Problem to work on >> Determine how many lines carry the word "type". Output that number only.

Entries from a visual dataset >>
============

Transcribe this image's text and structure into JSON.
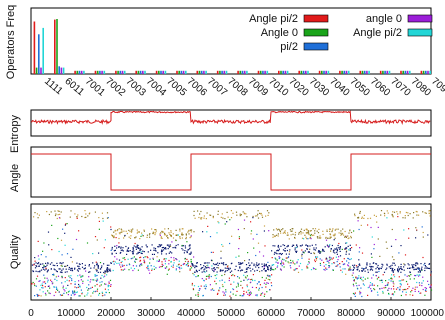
{
  "chart_data": [
    {
      "type": "bar",
      "ylabel": "Operators Freq",
      "categories": [
        "1111",
        "6011",
        "7001",
        "7002",
        "7003",
        "7004",
        "7005",
        "7006",
        "7007",
        "7008",
        "7009",
        "7010",
        "7020",
        "7030",
        "7040",
        "7050",
        "7060",
        "7070",
        "7080",
        "7090"
      ],
      "legend": {
        "placement": "top-right",
        "columns": 2
      },
      "series": [
        {
          "name": "Angle pi/2",
          "color": "#e11b1b",
          "values": [
            0.82,
            0.85,
            0.05,
            0.05,
            0.05,
            0.05,
            0.05,
            0.05,
            0.05,
            0.05,
            0.05,
            0.05,
            0.05,
            0.05,
            0.05,
            0.05,
            0.05,
            0.05,
            0.05,
            0.05
          ]
        },
        {
          "name": "Angle 0",
          "color": "#1aa41a",
          "values": [
            0.1,
            0.86,
            0.05,
            0.05,
            0.05,
            0.05,
            0.05,
            0.05,
            0.05,
            0.05,
            0.05,
            0.05,
            0.05,
            0.05,
            0.05,
            0.05,
            0.05,
            0.05,
            0.05,
            0.05
          ]
        },
        {
          "name": "pi/2",
          "color": "#1f6fd8",
          "values": [
            0.62,
            0.12,
            0.05,
            0.05,
            0.05,
            0.05,
            0.05,
            0.05,
            0.05,
            0.05,
            0.05,
            0.05,
            0.05,
            0.05,
            0.05,
            0.05,
            0.05,
            0.05,
            0.05,
            0.05
          ]
        },
        {
          "name": "angle 0",
          "color": "#9b1ed8",
          "values": [
            0.1,
            0.1,
            0.05,
            0.05,
            0.05,
            0.05,
            0.05,
            0.05,
            0.05,
            0.05,
            0.05,
            0.05,
            0.05,
            0.05,
            0.05,
            0.05,
            0.05,
            0.05,
            0.05,
            0.05
          ]
        },
        {
          "name": "Angle pi/2",
          "color": "#22d6d6",
          "values": [
            0.72,
            0.1,
            0.05,
            0.05,
            0.05,
            0.05,
            0.05,
            0.05,
            0.05,
            0.05,
            0.05,
            0.05,
            0.05,
            0.05,
            0.05,
            0.05,
            0.05,
            0.05,
            0.05,
            0.05
          ]
        }
      ],
      "ylim": [
        0,
        1
      ]
    },
    {
      "type": "line",
      "ylabel": "Entropy",
      "color": "#d61c1c",
      "xlim": [
        0,
        100000
      ],
      "ylim": [
        0,
        1
      ],
      "segments": [
        {
          "x": [
            0,
            20000
          ],
          "level": 0.55
        },
        {
          "x": [
            20000,
            40000
          ],
          "level": 0.92
        },
        {
          "x": [
            40000,
            60000
          ],
          "level": 0.55
        },
        {
          "x": [
            60000,
            80000
          ],
          "level": 0.92
        },
        {
          "x": [
            80000,
            100000
          ],
          "level": 0.55
        }
      ]
    },
    {
      "type": "line",
      "ylabel": "Angle",
      "color": "#d61c1c",
      "xlim": [
        0,
        100000
      ],
      "ylim": [
        0,
        1
      ],
      "x": [
        0,
        20000,
        20000,
        40000,
        40000,
        60000,
        60000,
        80000,
        80000,
        100000
      ],
      "y": [
        1,
        1,
        0,
        0,
        1,
        1,
        0,
        0,
        1,
        1
      ]
    },
    {
      "type": "scatter",
      "ylabel": "Quality",
      "xlim": [
        0,
        100000
      ],
      "xticks": [
        "0",
        "10000",
        "20000",
        "30000",
        "40000",
        "50000",
        "60000",
        "70000",
        "80000",
        "90000",
        "100000"
      ],
      "phases": [
        {
          "x": [
            0,
            20000
          ],
          "kind": "a"
        },
        {
          "x": [
            20000,
            40000
          ],
          "kind": "b"
        },
        {
          "x": [
            40000,
            60000
          ],
          "kind": "a"
        },
        {
          "x": [
            60000,
            80000
          ],
          "kind": "b"
        },
        {
          "x": [
            80000,
            100000
          ],
          "kind": "a"
        }
      ],
      "point_colors": [
        "#0a1a6e",
        "#1f6fd8",
        "#1aa41a",
        "#e11b1b",
        "#9b1ed8",
        "#22d6d6",
        "#8a7a2a",
        "#c8a040"
      ]
    }
  ]
}
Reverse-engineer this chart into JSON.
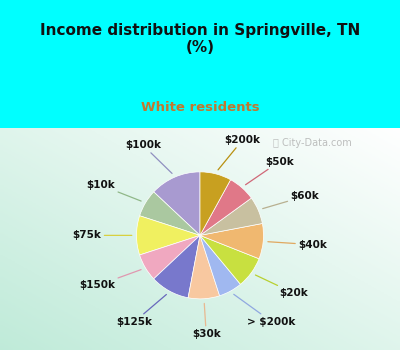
{
  "title": "Income distribution in Springville, TN\n(%)",
  "subtitle": "White residents",
  "title_color": "#111111",
  "subtitle_color": "#c07830",
  "bg_cyan": "#00ffff",
  "watermark": "ⓘ City-Data.com",
  "labels": [
    "$100k",
    "$10k",
    "$75k",
    "$150k",
    "$125k",
    "$30k",
    "> $200k",
    "$20k",
    "$40k",
    "$60k",
    "$50k",
    "$200k"
  ],
  "values": [
    13,
    7,
    10,
    7,
    10,
    8,
    6,
    8,
    9,
    7,
    7,
    8
  ],
  "colors": [
    "#a89ad0",
    "#aac8a0",
    "#f0f060",
    "#f0a8c0",
    "#7878cc",
    "#f8c8a0",
    "#a0b8f0",
    "#c8e040",
    "#f0b870",
    "#c8c0a0",
    "#e07888",
    "#c8a020"
  ],
  "line_colors": [
    "#9090c0",
    "#90b888",
    "#d8d040",
    "#e098b0",
    "#6868bc",
    "#e8b890",
    "#90a8e0",
    "#b8d030",
    "#e0a860",
    "#b8b090",
    "#d06878",
    "#b89010"
  ],
  "startangle": 90,
  "label_fontsize": 7.5
}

============

Answer for the task >> 4